[Records about charts and figures]
>>>
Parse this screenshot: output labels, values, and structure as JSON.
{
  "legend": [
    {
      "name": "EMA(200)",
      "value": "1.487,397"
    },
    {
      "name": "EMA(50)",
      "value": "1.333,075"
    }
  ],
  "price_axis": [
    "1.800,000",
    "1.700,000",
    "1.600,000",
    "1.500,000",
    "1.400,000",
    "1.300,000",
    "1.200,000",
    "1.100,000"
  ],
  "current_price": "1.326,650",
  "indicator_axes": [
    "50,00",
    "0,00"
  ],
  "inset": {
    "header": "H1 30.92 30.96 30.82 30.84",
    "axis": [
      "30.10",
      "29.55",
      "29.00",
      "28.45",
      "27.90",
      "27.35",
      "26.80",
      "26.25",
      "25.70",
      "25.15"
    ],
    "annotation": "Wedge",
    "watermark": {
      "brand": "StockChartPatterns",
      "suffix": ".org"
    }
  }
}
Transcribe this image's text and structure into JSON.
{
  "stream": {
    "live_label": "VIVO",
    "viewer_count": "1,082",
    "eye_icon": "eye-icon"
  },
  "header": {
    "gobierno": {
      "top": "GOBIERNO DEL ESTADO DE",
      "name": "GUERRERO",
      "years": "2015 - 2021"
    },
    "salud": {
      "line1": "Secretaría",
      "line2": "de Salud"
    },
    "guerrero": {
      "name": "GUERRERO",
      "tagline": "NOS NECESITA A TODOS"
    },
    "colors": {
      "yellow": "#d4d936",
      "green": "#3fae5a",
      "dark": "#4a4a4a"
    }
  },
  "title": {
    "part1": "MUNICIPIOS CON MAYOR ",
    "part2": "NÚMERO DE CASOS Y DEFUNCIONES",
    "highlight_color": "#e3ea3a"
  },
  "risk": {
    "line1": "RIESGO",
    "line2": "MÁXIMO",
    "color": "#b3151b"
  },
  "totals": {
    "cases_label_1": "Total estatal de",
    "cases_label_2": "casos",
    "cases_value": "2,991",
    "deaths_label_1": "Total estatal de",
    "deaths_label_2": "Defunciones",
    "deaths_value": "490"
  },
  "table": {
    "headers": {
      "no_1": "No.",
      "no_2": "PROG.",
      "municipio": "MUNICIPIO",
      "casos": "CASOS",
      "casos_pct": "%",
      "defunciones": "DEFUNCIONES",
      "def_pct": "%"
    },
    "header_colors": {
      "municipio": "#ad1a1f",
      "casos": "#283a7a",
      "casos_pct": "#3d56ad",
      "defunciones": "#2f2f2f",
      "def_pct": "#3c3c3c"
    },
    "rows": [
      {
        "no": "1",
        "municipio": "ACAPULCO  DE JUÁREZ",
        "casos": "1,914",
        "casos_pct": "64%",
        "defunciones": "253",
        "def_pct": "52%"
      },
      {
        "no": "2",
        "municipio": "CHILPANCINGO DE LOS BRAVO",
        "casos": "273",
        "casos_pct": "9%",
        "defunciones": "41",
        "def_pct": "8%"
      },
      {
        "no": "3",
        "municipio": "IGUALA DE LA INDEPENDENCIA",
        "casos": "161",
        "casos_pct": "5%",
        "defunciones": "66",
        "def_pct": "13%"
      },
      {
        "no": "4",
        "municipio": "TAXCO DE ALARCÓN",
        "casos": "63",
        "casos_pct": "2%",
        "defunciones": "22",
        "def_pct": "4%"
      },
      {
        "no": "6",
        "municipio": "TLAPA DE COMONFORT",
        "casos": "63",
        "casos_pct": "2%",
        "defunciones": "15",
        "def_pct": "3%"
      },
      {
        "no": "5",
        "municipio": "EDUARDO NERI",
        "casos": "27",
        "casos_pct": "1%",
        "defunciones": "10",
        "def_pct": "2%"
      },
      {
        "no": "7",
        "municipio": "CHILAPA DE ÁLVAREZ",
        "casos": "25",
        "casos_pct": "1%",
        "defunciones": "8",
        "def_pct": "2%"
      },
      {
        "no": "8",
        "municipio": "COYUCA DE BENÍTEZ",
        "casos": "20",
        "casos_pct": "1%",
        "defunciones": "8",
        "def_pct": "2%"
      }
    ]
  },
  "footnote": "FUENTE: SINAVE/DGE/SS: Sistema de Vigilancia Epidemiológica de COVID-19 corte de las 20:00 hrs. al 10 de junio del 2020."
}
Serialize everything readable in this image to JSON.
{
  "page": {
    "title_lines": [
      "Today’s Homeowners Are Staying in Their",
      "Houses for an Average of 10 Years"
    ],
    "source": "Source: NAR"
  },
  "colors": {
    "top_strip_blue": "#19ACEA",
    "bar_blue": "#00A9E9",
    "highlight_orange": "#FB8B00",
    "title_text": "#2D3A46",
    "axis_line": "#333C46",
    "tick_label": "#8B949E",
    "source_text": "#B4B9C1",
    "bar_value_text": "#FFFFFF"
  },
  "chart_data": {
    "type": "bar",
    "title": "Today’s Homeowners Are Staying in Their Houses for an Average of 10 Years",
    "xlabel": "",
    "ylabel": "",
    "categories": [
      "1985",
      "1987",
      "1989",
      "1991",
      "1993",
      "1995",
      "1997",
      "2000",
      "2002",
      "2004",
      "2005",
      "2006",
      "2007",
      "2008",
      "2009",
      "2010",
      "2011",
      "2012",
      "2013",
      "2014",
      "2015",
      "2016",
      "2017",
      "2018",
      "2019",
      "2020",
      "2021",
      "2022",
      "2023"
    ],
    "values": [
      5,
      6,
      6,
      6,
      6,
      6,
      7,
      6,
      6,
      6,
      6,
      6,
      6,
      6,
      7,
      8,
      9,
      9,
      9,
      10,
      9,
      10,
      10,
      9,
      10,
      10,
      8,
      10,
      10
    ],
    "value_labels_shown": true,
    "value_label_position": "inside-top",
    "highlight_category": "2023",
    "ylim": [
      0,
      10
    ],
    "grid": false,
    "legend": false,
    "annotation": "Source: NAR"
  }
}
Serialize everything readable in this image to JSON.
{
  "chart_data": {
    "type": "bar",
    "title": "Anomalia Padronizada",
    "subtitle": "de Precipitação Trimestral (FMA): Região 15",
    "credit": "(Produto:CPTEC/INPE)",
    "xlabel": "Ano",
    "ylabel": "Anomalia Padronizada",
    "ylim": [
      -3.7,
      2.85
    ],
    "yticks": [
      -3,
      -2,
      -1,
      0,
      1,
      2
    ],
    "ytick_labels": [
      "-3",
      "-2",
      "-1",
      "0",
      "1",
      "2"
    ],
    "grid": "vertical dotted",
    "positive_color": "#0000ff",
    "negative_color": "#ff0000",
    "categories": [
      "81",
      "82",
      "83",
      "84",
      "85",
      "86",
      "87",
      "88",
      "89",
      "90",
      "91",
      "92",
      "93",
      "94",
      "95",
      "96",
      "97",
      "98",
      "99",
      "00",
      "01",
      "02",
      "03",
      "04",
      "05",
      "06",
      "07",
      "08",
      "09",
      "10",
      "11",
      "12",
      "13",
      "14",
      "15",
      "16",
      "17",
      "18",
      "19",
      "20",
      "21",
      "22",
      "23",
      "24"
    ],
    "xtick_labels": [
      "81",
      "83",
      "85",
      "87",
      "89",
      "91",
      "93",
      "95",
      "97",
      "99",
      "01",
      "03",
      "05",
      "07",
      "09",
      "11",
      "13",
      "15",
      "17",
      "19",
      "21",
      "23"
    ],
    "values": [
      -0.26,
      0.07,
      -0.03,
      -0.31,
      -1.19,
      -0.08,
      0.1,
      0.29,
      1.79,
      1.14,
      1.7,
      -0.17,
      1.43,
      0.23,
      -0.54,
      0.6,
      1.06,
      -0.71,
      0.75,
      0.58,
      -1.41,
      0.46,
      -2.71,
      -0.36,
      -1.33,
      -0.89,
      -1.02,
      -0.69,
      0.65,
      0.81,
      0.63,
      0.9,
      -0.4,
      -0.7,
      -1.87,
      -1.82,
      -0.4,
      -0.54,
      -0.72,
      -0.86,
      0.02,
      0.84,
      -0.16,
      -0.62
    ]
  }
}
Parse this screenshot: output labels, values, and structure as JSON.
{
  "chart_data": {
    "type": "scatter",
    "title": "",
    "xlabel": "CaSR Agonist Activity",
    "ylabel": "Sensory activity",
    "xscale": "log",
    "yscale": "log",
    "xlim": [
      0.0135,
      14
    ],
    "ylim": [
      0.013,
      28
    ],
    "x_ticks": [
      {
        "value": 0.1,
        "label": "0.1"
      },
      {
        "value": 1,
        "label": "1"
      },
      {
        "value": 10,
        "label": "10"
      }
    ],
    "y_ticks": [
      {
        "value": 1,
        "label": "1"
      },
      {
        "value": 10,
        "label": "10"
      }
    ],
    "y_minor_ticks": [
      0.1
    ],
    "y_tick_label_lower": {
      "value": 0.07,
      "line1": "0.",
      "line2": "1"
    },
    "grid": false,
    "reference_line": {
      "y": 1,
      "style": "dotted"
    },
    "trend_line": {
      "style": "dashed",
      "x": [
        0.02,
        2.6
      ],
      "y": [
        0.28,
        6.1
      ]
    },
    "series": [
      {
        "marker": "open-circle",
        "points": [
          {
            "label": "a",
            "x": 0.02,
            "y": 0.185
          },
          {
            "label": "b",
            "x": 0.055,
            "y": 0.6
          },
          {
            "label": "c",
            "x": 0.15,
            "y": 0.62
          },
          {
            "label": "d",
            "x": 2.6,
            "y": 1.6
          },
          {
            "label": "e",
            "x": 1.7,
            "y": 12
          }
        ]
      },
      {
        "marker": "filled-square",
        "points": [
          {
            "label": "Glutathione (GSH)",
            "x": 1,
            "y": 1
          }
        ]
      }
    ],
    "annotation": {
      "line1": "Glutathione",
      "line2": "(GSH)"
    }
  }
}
<<<
PROBLEM: Extract every line above that contains the word "Their".

RESULT BELOW:
      "Today’s Homeowners Are Staying in Their",
    "title": "Today’s Homeowners Are Staying in Their Houses for an Average of 10 Years",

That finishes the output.